Problem statement: Reproduce the material below, changing every "interactable" to "clickable" and leaving everything else untouched.

Record set:

----

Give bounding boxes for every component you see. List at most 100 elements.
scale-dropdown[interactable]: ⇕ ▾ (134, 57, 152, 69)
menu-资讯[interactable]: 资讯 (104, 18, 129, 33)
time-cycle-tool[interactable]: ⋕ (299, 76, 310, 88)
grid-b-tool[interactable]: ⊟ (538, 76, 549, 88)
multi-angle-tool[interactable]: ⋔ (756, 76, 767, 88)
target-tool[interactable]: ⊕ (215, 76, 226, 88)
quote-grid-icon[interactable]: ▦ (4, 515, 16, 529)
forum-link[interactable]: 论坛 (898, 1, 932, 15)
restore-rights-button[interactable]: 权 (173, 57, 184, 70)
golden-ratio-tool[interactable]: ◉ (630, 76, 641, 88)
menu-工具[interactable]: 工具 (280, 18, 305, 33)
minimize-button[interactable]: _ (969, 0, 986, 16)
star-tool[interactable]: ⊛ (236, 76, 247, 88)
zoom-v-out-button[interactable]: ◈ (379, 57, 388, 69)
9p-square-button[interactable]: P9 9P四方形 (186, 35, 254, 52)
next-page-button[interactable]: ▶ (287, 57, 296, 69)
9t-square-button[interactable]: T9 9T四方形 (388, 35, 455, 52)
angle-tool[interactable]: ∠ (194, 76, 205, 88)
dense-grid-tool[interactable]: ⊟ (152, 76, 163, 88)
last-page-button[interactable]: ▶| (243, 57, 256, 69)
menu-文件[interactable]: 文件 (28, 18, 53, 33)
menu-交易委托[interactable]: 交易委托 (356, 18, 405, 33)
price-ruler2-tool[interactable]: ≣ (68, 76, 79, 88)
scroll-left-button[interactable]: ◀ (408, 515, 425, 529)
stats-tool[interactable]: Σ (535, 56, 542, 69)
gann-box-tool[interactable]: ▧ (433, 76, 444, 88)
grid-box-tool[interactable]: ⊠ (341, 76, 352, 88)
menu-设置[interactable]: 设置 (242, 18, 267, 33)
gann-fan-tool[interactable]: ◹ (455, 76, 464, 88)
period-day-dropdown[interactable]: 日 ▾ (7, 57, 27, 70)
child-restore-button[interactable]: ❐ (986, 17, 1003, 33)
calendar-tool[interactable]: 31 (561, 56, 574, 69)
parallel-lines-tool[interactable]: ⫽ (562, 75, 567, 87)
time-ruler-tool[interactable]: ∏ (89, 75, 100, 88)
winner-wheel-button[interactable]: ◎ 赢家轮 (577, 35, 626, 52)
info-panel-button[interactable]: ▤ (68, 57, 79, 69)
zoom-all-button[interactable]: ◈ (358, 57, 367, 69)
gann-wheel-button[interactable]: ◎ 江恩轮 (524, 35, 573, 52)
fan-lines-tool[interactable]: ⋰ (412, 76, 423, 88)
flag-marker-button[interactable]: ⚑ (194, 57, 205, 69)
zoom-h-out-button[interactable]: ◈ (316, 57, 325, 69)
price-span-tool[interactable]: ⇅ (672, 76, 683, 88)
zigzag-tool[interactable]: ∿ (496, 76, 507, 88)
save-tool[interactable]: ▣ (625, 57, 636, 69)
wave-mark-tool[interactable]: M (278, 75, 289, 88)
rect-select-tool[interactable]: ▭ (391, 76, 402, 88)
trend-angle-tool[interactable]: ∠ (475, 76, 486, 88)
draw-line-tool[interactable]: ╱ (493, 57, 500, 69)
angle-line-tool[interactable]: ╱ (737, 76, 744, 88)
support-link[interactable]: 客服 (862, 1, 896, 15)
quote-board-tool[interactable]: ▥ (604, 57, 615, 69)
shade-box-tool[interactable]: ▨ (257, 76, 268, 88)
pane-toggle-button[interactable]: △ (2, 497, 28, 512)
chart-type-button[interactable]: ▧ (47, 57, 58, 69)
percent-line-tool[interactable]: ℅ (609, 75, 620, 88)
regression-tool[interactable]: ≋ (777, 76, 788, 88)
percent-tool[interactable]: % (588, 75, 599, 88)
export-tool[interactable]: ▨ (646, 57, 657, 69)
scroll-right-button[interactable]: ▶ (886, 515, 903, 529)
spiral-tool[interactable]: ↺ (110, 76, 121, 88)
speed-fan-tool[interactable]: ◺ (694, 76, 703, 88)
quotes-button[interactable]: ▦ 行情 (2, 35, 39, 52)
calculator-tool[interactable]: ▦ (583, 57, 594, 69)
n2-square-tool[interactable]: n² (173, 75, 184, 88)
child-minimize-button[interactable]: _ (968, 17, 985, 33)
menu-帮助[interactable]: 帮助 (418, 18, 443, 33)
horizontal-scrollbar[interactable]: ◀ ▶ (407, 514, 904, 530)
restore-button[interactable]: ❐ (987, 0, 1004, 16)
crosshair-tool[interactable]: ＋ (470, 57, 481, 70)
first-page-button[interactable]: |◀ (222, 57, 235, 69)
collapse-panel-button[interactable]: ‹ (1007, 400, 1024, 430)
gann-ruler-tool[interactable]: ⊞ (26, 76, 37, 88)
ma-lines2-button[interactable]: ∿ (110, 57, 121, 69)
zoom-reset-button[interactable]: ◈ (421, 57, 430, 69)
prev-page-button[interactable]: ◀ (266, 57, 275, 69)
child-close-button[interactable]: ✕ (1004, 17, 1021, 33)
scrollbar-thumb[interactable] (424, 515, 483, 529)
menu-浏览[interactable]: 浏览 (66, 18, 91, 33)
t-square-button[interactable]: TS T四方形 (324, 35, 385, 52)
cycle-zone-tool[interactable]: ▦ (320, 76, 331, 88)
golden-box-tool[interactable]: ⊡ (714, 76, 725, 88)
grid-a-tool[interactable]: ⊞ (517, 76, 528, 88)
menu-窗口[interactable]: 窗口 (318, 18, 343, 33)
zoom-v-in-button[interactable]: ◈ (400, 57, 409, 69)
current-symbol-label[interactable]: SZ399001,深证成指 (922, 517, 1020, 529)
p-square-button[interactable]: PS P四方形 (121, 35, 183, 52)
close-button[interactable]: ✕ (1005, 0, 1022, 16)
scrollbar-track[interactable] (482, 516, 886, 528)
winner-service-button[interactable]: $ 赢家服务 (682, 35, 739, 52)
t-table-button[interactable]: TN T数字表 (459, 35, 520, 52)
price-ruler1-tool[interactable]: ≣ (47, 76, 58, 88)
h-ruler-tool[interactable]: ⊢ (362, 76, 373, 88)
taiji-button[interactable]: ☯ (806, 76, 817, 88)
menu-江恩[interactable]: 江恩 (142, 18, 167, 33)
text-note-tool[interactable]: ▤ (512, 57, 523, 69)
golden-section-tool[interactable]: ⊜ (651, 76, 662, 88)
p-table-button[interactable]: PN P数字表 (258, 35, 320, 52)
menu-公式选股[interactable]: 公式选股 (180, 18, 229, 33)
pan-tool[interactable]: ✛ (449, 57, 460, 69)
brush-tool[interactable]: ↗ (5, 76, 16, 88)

----

Solution below:
Give bounding boxes for every component you see. List at most 100 elements.
scale-dropdown[clickable]: ⇕ ▾ (134, 57, 152, 69)
menu-资讯[clickable]: 资讯 (104, 18, 129, 33)
time-cycle-tool[clickable]: ⋕ (299, 76, 310, 88)
grid-b-tool[clickable]: ⊟ (538, 76, 549, 88)
multi-angle-tool[clickable]: ⋔ (756, 76, 767, 88)
target-tool[clickable]: ⊕ (215, 76, 226, 88)
quote-grid-icon[clickable]: ▦ (4, 515, 16, 529)
forum-link[clickable]: 论坛 (898, 1, 932, 15)
restore-rights-button[clickable]: 权 (173, 57, 184, 70)
golden-ratio-tool[clickable]: ◉ (630, 76, 641, 88)
menu-工具[clickable]: 工具 (280, 18, 305, 33)
minimize-button[clickable]: _ (969, 0, 986, 16)
star-tool[clickable]: ⊛ (236, 76, 247, 88)
zoom-v-out-button[clickable]: ◈ (379, 57, 388, 69)
9p-square-button[clickable]: P9 9P四方形 (186, 35, 254, 52)
next-page-button[clickable]: ▶ (287, 57, 296, 69)
9t-square-button[clickable]: T9 9T四方形 (388, 35, 455, 52)
angle-tool[clickable]: ∠ (194, 76, 205, 88)
dense-grid-tool[clickable]: ⊟ (152, 76, 163, 88)
last-page-button[clickable]: ▶| (243, 57, 256, 69)
menu-文件[clickable]: 文件 (28, 18, 53, 33)
menu-交易委托[clickable]: 交易委托 (356, 18, 405, 33)
price-ruler2-tool[clickable]: ≣ (68, 76, 79, 88)
scroll-left-button[clickable]: ◀ (408, 515, 425, 529)
stats-tool[clickable]: Σ (535, 56, 542, 69)
gann-box-tool[clickable]: ▧ (433, 76, 444, 88)
grid-box-tool[clickable]: ⊠ (341, 76, 352, 88)
menu-设置[clickable]: 设置 (242, 18, 267, 33)
gann-fan-tool[clickable]: ◹ (455, 76, 464, 88)
period-day-dropdown[clickable]: 日 ▾ (7, 57, 27, 70)
child-restore-button[clickable]: ❐ (986, 17, 1003, 33)
calendar-tool[clickable]: 31 (561, 56, 574, 69)
parallel-lines-tool[clickable]: ⫽ (562, 75, 567, 87)
time-ruler-tool[clickable]: ∏ (89, 75, 100, 88)
winner-wheel-button[clickable]: ◎ 赢家轮 (577, 35, 626, 52)
info-panel-button[clickable]: ▤ (68, 57, 79, 69)
zoom-all-button[clickable]: ◈ (358, 57, 367, 69)
gann-wheel-button[clickable]: ◎ 江恩轮 (524, 35, 573, 52)
fan-lines-tool[clickable]: ⋰ (412, 76, 423, 88)
flag-marker-button[clickable]: ⚑ (194, 57, 205, 69)
zoom-h-out-button[clickable]: ◈ (316, 57, 325, 69)
price-span-tool[clickable]: ⇅ (672, 76, 683, 88)
zigzag-tool[clickable]: ∿ (496, 76, 507, 88)
save-tool[clickable]: ▣ (625, 57, 636, 69)
wave-mark-tool[clickable]: M (278, 75, 289, 88)
rect-select-tool[clickable]: ▭ (391, 76, 402, 88)
trend-angle-tool[clickable]: ∠ (475, 76, 486, 88)
draw-line-tool[clickable]: ╱ (493, 57, 500, 69)
angle-line-tool[clickable]: ╱ (737, 76, 744, 88)
support-link[clickable]: 客服 (862, 1, 896, 15)
quote-board-tool[clickable]: ▥ (604, 57, 615, 69)
shade-box-tool[clickable]: ▨ (257, 76, 268, 88)
pane-toggle-button[clickable]: △ (2, 497, 28, 512)
chart-type-button[clickable]: ▧ (47, 57, 58, 69)
percent-line-tool[clickable]: ℅ (609, 75, 620, 88)
regression-tool[clickable]: ≋ (777, 76, 788, 88)
percent-tool[clickable]: % (588, 75, 599, 88)
export-tool[clickable]: ▨ (646, 57, 657, 69)
scroll-right-button[clickable]: ▶ (886, 515, 903, 529)
spiral-tool[clickable]: ↺ (110, 76, 121, 88)
speed-fan-tool[clickable]: ◺ (694, 76, 703, 88)
quotes-button[clickable]: ▦ 行情 (2, 35, 39, 52)
calculator-tool[clickable]: ▦ (583, 57, 594, 69)
n2-square-tool[clickable]: n² (173, 75, 184, 88)
child-minimize-button[clickable]: _ (968, 17, 985, 33)
menu-帮助[clickable]: 帮助 (418, 18, 443, 33)
horizontal-scrollbar[clickable]: ◀ ▶ (407, 514, 904, 530)
restore-button[clickable]: ❐ (987, 0, 1004, 16)
crosshair-tool[clickable]: ＋ (470, 57, 481, 70)
first-page-button[clickable]: |◀ (222, 57, 235, 69)
collapse-panel-button[clickable]: ‹ (1007, 400, 1024, 430)
gann-ruler-tool[clickable]: ⊞ (26, 76, 37, 88)
ma-lines2-button[clickable]: ∿ (110, 57, 121, 69)
zoom-reset-button[clickable]: ◈ (421, 57, 430, 69)
prev-page-button[clickable]: ◀ (266, 57, 275, 69)
child-close-button[clickable]: ✕ (1004, 17, 1021, 33)
scrollbar-thumb[clickable] (424, 515, 483, 529)
menu-浏览[clickable]: 浏览 (66, 18, 91, 33)
t-square-button[clickable]: TS T四方形 (324, 35, 385, 52)
cycle-zone-tool[clickable]: ▦ (320, 76, 331, 88)
golden-box-tool[clickable]: ⊡ (714, 76, 725, 88)
grid-a-tool[clickable]: ⊞ (517, 76, 528, 88)
menu-窗口[clickable]: 窗口 (318, 18, 343, 33)
zoom-v-in-button[clickable]: ◈ (400, 57, 409, 69)
current-symbol-label[clickable]: SZ399001,深证成指 (922, 517, 1020, 529)
p-square-button[clickable]: PS P四方形 (121, 35, 183, 52)
close-button[clickable]: ✕ (1005, 0, 1022, 16)
scrollbar-track[clickable] (482, 516, 886, 528)
winner-service-button[clickable]: $ 赢家服务 (682, 35, 739, 52)
t-table-button[clickable]: TN T数字表 (459, 35, 520, 52)
price-ruler1-tool[clickable]: ≣ (47, 76, 58, 88)
h-ruler-tool[clickable]: ⊢ (362, 76, 373, 88)
taiji-button[clickable]: ☯ (806, 76, 817, 88)
menu-江恩[clickable]: 江恩 (142, 18, 167, 33)
text-note-tool[clickable]: ▤ (512, 57, 523, 69)
golden-section-tool[clickable]: ⊜ (651, 76, 662, 88)
p-table-button[clickable]: PN P数字表 (258, 35, 320, 52)
menu-公式选股[clickable]: 公式选股 (180, 18, 229, 33)
pan-tool[clickable]: ✛ (449, 57, 460, 69)
brush-tool[clickable]: ↗ (5, 76, 16, 88)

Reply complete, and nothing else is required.